[Dataset items]
— start —

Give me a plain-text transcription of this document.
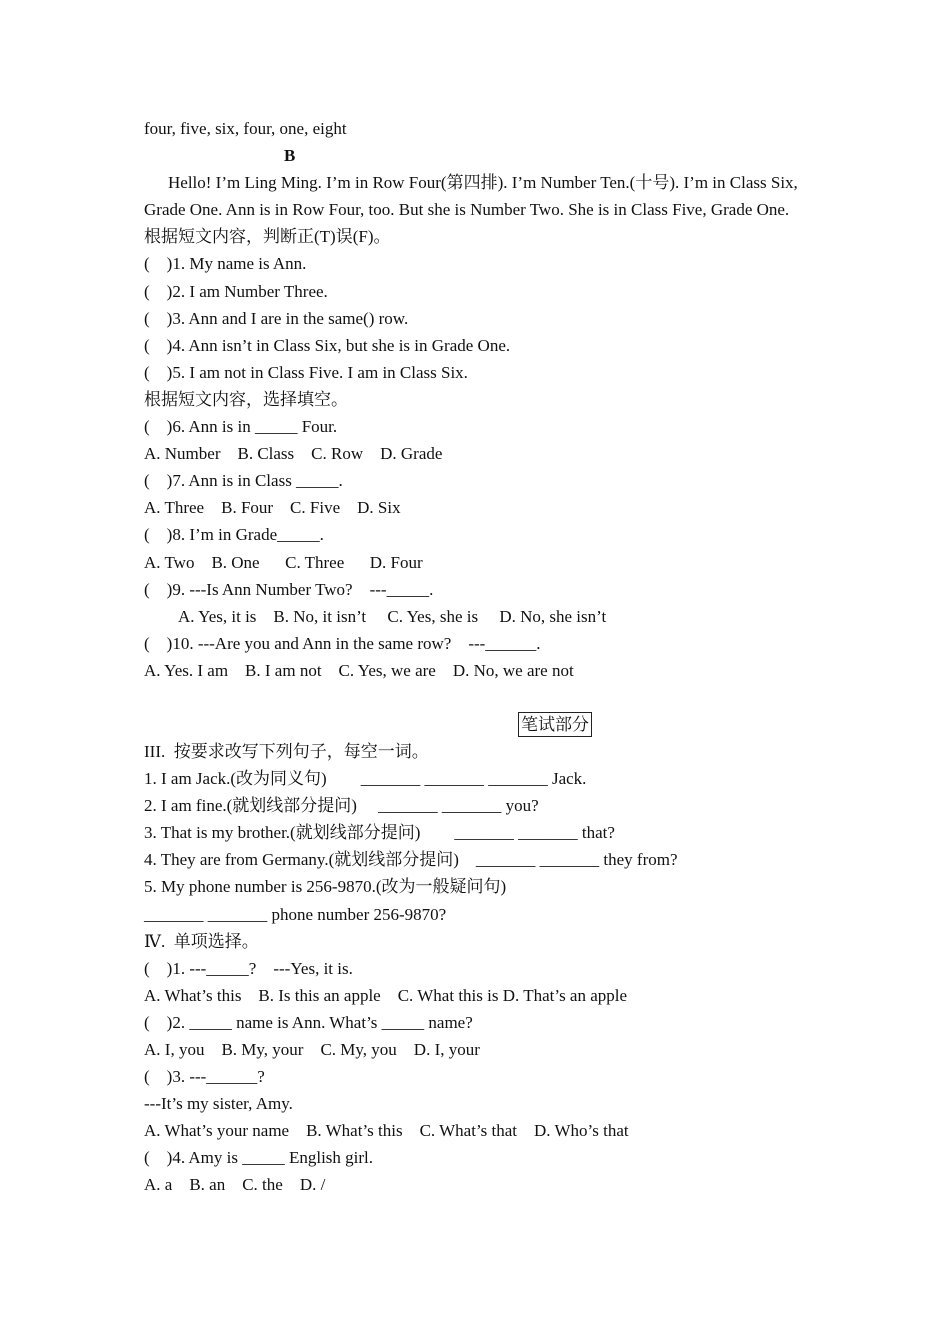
four, five, six, four, one, eight
B
Hello! I’m Ling Ming. I’m in Row Four(第四排). I’m Number Ten.(十号). I’m in Class Six, Grade One. Ann is in Row Four, too. But she is Number Two. She is in Class Five, Grade One.
根据短文内容，判断正(T)误(F)。
(　)1. My name is Ann.
(　)2. I am Number Three.
(　)3. Ann and I are in the same() row.
(　)4. Ann isn’t in Class Six, but she is in Grade One.
(　)5. I am not in Class Five. I am in Class Six.
根据短文内容，选择填空。
(　)6. Ann is in _____ Four.
A. Number    B. Class    C. Row    D. Grade
(　)7. Ann is in Class _____.
A. Three    B. Four    C. Five    D. Six
(　)8. I’m in Grade_____.
A. Two    B. One      C. Three      D. Four
(　)9. ---Is Ann Number Two?    ---_____.
A. Yes, it is    B. No, it isn’t     C. Yes, she is     D. No, she isn’t
(　)10. ---Are you and Ann in the same row?    ---______.
A. Yes. I am    B. I am not    C. Yes, we are    D. No, we are not
笔试部分
III.  按要求改写下列句子，每空一词。
1. I am Jack.(改为同义句)        _______ _______ _______ Jack.
2. I am fine.(就划线部分提问)     _______ _______ you?
3. That is my brother.(就划线部分提问)        _______ _______ that?
4. They are from Germany.(就划线部分提问)    _______ _______ they from?
5. My phone number is 256-9870.(改为一般疑问句)
_______ _______ phone number 256-9870?
Ⅳ.  单项选择。
(　)1. ---_____?    ---Yes, it is.
A. What’s this    B. Is this an apple    C. What this is D. That’s an apple
(　)2. _____ name is Ann. What’s _____ name?
A. I, you    B. My, your    C. My, you    D. I, your
(　)3. ---______?
---It’s my sister, Amy.
A. What’s your name    B. What’s this    C. What’s that    D. Who’s that
(　)4. Amy is _____ English girl.
A. a    B. an    C. the    D. /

— end —

PROBLEM TO SOLVE
Repeat all the data as it stands, dropping any images it holds.

EXERCISE SOLUTION
Give me a plain-text transcription of this document.
four, five, six, four, one, eight
B
Hello! I’m Ling Ming. I’m in Row Four(第四排). I’m Number Ten.(十号). I’m in Class Six, Grade One. Ann is in Row Four, too. But she is Number Two. She is in Class Five, Grade One.
根据短文内容，判断正(T)误(F)。
(　)1. My name is Ann.
(　)2. I am Number Three.
(　)3. Ann and I are in the same() row.
(　)4. Ann isn’t in Class Six, but she is in Grade One.
(　)5. I am not in Class Five. I am in Class Six.
根据短文内容，选择填空。
(　)6. Ann is in _____ Four.
A. Number    B. Class    C. Row    D. Grade
(　)7. Ann is in Class _____.
A. Three    B. Four    C. Five    D. Six
(　)8. I’m in Grade_____.
A. Two    B. One      C. Three      D. Four
(　)9. ---Is Ann Number Two?    ---_____.
A. Yes, it is    B. No, it isn’t     C. Yes, she is     D. No, she isn’t
(　)10. ---Are you and Ann in the same row?    ---______.
A. Yes. I am    B. I am not    C. Yes, we are    D. No, we are not
笔试部分
III.  按要求改写下列句子，每空一词。
1. I am Jack.(改为同义句)        _______ _______ _______ Jack.
2. I am fine.(就划线部分提问)     _______ _______ you?
3. That is my brother.(就划线部分提问)        _______ _______ that?
4. They are from Germany.(就划线部分提问)    _______ _______ they from?
5. My phone number is 256-9870.(改为一般疑问句)
_______ _______ phone number 256-9870?
Ⅳ.  单项选择。
(　)1. ---_____?    ---Yes, it is.
A. What’s this    B. Is this an apple    C. What this is D. That’s an apple
(　)2. _____ name is Ann. What’s _____ name?
A. I, you    B. My, your    C. My, you    D. I, your
(　)3. ---______?
---It’s my sister, Amy.
A. What’s your name    B. What’s this    C. What’s that    D. Who’s that
(　)4. Amy is _____ English girl.
A. a    B. an    C. the    D. /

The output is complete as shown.